▽

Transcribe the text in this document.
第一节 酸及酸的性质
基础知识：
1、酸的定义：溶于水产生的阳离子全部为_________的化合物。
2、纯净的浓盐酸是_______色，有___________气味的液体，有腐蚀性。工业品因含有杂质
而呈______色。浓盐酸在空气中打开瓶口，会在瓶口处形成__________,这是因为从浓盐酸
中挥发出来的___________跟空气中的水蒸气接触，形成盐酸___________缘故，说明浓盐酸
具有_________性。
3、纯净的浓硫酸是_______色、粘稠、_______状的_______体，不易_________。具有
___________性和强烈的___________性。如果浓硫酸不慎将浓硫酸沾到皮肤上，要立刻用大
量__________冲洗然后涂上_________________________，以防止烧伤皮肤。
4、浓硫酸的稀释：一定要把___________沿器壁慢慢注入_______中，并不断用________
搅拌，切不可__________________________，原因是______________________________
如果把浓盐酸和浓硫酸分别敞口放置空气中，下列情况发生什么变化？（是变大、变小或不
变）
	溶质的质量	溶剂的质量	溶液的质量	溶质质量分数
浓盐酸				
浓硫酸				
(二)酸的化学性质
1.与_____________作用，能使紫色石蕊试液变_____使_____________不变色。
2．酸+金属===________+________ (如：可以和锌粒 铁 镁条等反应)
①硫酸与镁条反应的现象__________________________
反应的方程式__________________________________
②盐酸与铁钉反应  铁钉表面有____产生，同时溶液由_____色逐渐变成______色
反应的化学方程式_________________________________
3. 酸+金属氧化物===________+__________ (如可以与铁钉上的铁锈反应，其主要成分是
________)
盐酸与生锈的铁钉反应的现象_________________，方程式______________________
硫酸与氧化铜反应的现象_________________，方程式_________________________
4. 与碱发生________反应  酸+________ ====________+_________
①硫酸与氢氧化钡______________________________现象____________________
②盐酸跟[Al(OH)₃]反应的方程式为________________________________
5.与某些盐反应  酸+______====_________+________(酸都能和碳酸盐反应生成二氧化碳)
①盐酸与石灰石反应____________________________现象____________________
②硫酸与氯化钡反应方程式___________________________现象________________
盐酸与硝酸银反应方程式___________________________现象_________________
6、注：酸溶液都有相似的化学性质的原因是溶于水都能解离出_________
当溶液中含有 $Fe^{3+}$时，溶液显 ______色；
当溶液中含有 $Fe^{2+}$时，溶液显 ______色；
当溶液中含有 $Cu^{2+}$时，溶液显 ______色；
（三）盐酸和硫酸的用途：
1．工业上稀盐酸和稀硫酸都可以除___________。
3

△

## Aim
Give all the entries again exactly; leave none out.

## Answer for this exercise
Transcribe the text in this document.
第一节 酸及酸的性质
基础知识：
1、酸的定义：溶于水产生的阳离子全部为_________的化合物。
2、纯净的浓盐酸是_______色，有___________气味的液体，有腐蚀性。工业品因含有杂质
而呈______色。浓盐酸在空气中打开瓶口，会在瓶口处形成__________,这是因为从浓盐酸
中挥发出来的___________跟空气中的水蒸气接触，形成盐酸___________缘故，说明浓盐酸
具有_________性。
3、纯净的浓硫酸是_______色、粘稠、_______状的_______体，不易_________。具有
___________性和强烈的___________性。如果浓硫酸不慎将浓硫酸沾到皮肤上，要立刻用大
量__________冲洗然后涂上_________________________，以防止烧伤皮肤。
4、浓硫酸的稀释：一定要把___________沿器壁慢慢注入_______中，并不断用________
搅拌，切不可__________________________，原因是______________________________
如果把浓盐酸和浓硫酸分别敞口放置空气中，下列情况发生什么变化？（是变大、变小或不
变）
	溶质的质量	溶剂的质量	溶液的质量	溶质质量分数
浓盐酸				
浓硫酸				
(二)酸的化学性质
1.与_____________作用，能使紫色石蕊试液变_____使_____________不变色。
2．酸+金属===________+________ (如：可以和锌粒 铁 镁条等反应)
①硫酸与镁条反应的现象__________________________
反应的方程式__________________________________
②盐酸与铁钉反应  铁钉表面有____产生，同时溶液由_____色逐渐变成______色
反应的化学方程式_________________________________
3. 酸+金属氧化物===________+__________ (如可以与铁钉上的铁锈反应，其主要成分是
________)
盐酸与生锈的铁钉反应的现象_________________，方程式______________________
硫酸与氧化铜反应的现象_________________，方程式_________________________
4. 与碱发生________反应  酸+________ ====________+_________
①硫酸与氢氧化钡______________________________现象____________________
②盐酸跟[Al(OH)₃]反应的方程式为________________________________
5.与某些盐反应  酸+______====_________+________(酸都能和碳酸盐反应生成二氧化碳)
①盐酸与石灰石反应____________________________现象____________________
②硫酸与氯化钡反应方程式___________________________现象________________
盐酸与硝酸银反应方程式___________________________现象_________________
6、注：酸溶液都有相似的化学性质的原因是溶于水都能解离出_________
当溶液中含有 $Fe^{3+}$时，溶液显 ______色；
当溶液中含有 $Fe^{2+}$时，溶液显 ______色；
当溶液中含有 $Cu^{2+}$时，溶液显 ______色；
（三）盐酸和硫酸的用途：
1．工业上稀盐酸和稀硫酸都可以除___________。
3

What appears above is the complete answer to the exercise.